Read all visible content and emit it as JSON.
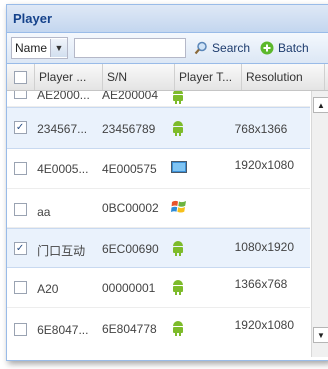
{
  "panel": {
    "title": "Player"
  },
  "toolbar": {
    "filter_field": "Name",
    "search_value": "",
    "search_label": "Search",
    "batch_label": "Batch"
  },
  "grid": {
    "columns": [
      "Player ...",
      "S/N",
      "Player T...",
      "Resolution"
    ],
    "rows": [
      {
        "name": "AE2000...",
        "sn": "AE200004",
        "type_icon": "android-icon",
        "resolution": "",
        "checked": false,
        "selected": false
      },
      {
        "name": "234567...",
        "sn": "23456789",
        "type_icon": "android-icon",
        "resolution": "768x1366",
        "checked": true,
        "selected": true
      },
      {
        "name": "4E0005...",
        "sn": "4E000575",
        "type_icon": "monitor-icon",
        "resolution": "1920x1080",
        "checked": false,
        "selected": false
      },
      {
        "name": "aa",
        "sn": "0BC00002",
        "type_icon": "windows-icon",
        "resolution": "",
        "checked": false,
        "selected": false
      },
      {
        "name": "门口互动",
        "sn": "6EC00690",
        "type_icon": "android-icon",
        "resolution": "1080x1920",
        "checked": true,
        "selected": true
      },
      {
        "name": "A20",
        "sn": "00000001",
        "type_icon": "android-icon",
        "resolution": "1366x768",
        "checked": false,
        "selected": false
      },
      {
        "name": "6E8047...",
        "sn": "6E804778",
        "type_icon": "android-icon",
        "resolution": "1920x1080",
        "checked": false,
        "selected": false
      }
    ]
  },
  "colors": {
    "header_text": "#15428b",
    "android": "#7dbb2a",
    "selected_row": "#eaf2fc"
  }
}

→ Task to carry out
Send back the data above word for word, with the pictures left out.

→ Result of the task
Read all visible content and emit it as JSON.
{
  "panel": {
    "title": "Player"
  },
  "toolbar": {
    "filter_field": "Name",
    "search_value": "",
    "search_label": "Search",
    "batch_label": "Batch"
  },
  "grid": {
    "columns": [
      "Player ...",
      "S/N",
      "Player T...",
      "Resolution"
    ],
    "rows": [
      {
        "name": "AE2000...",
        "sn": "AE200004",
        "type_icon": "android-icon",
        "resolution": "",
        "checked": false,
        "selected": false
      },
      {
        "name": "234567...",
        "sn": "23456789",
        "type_icon": "android-icon",
        "resolution": "768x1366",
        "checked": true,
        "selected": true
      },
      {
        "name": "4E0005...",
        "sn": "4E000575",
        "type_icon": "monitor-icon",
        "resolution": "1920x1080",
        "checked": false,
        "selected": false
      },
      {
        "name": "aa",
        "sn": "0BC00002",
        "type_icon": "windows-icon",
        "resolution": "",
        "checked": false,
        "selected": false
      },
      {
        "name": "门口互动",
        "sn": "6EC00690",
        "type_icon": "android-icon",
        "resolution": "1080x1920",
        "checked": true,
        "selected": true
      },
      {
        "name": "A20",
        "sn": "00000001",
        "type_icon": "android-icon",
        "resolution": "1366x768",
        "checked": false,
        "selected": false
      },
      {
        "name": "6E8047...",
        "sn": "6E804778",
        "type_icon": "android-icon",
        "resolution": "1920x1080",
        "checked": false,
        "selected": false
      }
    ]
  },
  "colors": {
    "header_text": "#15428b",
    "android": "#7dbb2a",
    "selected_row": "#eaf2fc"
  }
}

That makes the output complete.